:: PAGE EXTRACT ::
=== Begin Enclosure ===
Advice to my younger self: Nick Willis
You will learn that you can only explore your absolute limits after two years of uninterrupted training.
By Nick Willis for World Athletics
Two-time Olympic 1500m medalist Nick Willis has learned a lot during his 17-year international career. If the middle-distance runner from New Zealand could send a letter of advice to his younger self, this is what it would say.
I can see, Nick, that you are not always 100% focused on running. You skip the odd training session, preferring to hang out with your mates playing basketball, touch rugby and cricket. You do feel guilt when not training but listen very carefully to what I am about to say: please DON’T feel so guilty. In the bigger picture, the fact that you’re not always fully focused on athletics at your age is irrelevant. You are a late developer and will experience a big growth spurt at the age of 16 and 17, so training hard in your younger years – when the body is most prone to injury – would have potentially damaging consequences.
In fact, by playing a variety of other sports, you are developing a good all-round athleticism which will serve you well in the future.
Based as you are in Wellington, you are surrounded by hills and the city is home to several world mountain running champions – so why then are you so terrified of running hills? You may currently prefer to run in the valley on flat terrain by the river, but as you will later discover under your U.S. college coach, Ron Warhurst, hill running can be hugely beneficial. Hill sprints, fast hill runs and long hill runs all will make you stronger. There is honestly no need to be afraid. Hill training will later form an important component of your training.
=== End Enclosure ===
:: PROVIDED RECORDS ::
=== Begin Enclosure ===
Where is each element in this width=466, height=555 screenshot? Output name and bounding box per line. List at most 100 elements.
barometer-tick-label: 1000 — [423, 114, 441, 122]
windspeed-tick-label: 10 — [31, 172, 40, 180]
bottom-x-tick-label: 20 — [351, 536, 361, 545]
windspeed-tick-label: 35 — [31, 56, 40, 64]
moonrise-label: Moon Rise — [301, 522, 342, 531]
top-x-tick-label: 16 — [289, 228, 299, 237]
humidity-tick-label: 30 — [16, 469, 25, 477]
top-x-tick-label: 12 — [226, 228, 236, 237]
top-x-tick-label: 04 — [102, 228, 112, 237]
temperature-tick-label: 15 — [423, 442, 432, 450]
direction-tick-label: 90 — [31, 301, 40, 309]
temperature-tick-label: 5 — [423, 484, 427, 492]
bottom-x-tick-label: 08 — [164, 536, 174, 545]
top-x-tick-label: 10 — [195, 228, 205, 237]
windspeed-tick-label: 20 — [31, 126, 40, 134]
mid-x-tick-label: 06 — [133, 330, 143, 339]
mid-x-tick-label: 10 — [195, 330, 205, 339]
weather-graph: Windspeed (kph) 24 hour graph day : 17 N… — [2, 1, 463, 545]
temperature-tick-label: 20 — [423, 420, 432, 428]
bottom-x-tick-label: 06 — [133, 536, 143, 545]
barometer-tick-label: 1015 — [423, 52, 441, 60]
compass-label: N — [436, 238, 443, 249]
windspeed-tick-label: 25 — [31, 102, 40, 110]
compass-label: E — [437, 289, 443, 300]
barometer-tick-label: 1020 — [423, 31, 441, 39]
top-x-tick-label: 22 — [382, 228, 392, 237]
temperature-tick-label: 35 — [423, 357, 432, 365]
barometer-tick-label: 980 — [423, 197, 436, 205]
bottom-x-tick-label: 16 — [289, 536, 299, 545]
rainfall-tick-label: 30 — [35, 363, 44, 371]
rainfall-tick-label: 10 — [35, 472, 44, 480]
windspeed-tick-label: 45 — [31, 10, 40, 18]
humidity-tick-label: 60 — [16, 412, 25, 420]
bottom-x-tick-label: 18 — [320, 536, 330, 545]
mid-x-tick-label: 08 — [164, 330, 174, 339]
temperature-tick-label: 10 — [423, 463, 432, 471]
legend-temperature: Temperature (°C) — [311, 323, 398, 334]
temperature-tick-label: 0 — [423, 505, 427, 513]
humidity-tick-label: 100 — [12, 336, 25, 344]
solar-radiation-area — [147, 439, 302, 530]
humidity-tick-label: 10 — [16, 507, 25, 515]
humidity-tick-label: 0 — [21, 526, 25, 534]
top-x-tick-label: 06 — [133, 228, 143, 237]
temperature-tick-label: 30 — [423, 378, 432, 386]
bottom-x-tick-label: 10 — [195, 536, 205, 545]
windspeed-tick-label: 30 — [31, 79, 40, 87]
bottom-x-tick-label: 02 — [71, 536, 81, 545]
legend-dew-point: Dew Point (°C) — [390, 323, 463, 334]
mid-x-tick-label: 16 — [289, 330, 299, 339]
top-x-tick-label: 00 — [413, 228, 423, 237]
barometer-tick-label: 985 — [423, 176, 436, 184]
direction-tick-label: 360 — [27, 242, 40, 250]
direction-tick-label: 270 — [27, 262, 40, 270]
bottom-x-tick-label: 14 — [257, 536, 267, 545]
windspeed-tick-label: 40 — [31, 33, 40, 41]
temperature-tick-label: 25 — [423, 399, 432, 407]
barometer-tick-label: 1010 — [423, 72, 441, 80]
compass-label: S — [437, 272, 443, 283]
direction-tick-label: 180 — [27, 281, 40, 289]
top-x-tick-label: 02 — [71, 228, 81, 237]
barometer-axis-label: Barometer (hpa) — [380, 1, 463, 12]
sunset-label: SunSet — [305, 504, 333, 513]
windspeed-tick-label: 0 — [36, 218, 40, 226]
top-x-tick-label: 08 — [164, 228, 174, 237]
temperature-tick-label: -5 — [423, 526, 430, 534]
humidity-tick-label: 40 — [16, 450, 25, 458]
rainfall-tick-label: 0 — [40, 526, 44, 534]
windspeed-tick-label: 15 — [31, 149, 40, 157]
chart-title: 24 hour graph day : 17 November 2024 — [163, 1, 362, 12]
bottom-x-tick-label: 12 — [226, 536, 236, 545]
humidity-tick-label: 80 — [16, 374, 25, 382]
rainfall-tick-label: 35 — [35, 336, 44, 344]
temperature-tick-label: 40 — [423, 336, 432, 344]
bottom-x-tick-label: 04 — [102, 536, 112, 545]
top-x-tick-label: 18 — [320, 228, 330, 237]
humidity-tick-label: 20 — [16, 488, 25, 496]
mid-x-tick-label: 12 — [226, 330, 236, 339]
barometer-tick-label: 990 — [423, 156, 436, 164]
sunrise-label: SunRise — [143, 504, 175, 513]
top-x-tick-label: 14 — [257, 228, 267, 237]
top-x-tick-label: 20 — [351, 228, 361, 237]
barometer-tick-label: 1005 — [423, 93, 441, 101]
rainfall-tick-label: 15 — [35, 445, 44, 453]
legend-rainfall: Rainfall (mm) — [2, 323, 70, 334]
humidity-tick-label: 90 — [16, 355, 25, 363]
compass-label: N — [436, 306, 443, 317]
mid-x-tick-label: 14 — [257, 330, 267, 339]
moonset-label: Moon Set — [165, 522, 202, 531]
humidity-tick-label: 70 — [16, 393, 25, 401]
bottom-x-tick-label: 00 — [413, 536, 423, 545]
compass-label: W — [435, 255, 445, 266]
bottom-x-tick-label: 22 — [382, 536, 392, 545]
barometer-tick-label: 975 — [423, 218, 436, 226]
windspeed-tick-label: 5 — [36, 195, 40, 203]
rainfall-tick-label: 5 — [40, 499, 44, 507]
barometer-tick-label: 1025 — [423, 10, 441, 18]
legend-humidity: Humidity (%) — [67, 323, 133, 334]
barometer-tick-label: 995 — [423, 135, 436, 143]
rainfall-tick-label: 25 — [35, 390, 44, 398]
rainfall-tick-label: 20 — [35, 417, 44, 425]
=== End Enclosure ===
:: PROBLEMS AND TASKS ::
(a) Copy, word for word, everything in the Nick Willis letter from "I can see, Nick, that" down to "potentially damaging consequences.".
(b) In the Nick Willis letter, who is named as his U.S. college coach?
(c) Translate this sentence from the Nick Willis letter into Spanish: "Hill sprints, fast hill runs and long hill runs all will make you stronger."

:: SOLVED TASKS ::
(a)
I can see, Nick, that you are not always 100% focused on running. You skip the odd training session, preferring to hang out with your mates playing basketball, touch rugby and cricket. You do feel guilt when not training but listen very carefully to what I am about to say: please DON’T feel so guilty. In the bigger picture, the fact that you’re not always fully focused on athletics at your age is irrelevant. You are a late developer and will experience a big growth spurt at the age of 16 and 17, so training hard in your younger years – when the body is most prone to injury – would have potentially damaging consequences.

(b) Ron Warhurst.

(c) Los sprints en cuesta, las carreras rápidas en cuesta y las carreras largas en cuesta te harán más fuerte.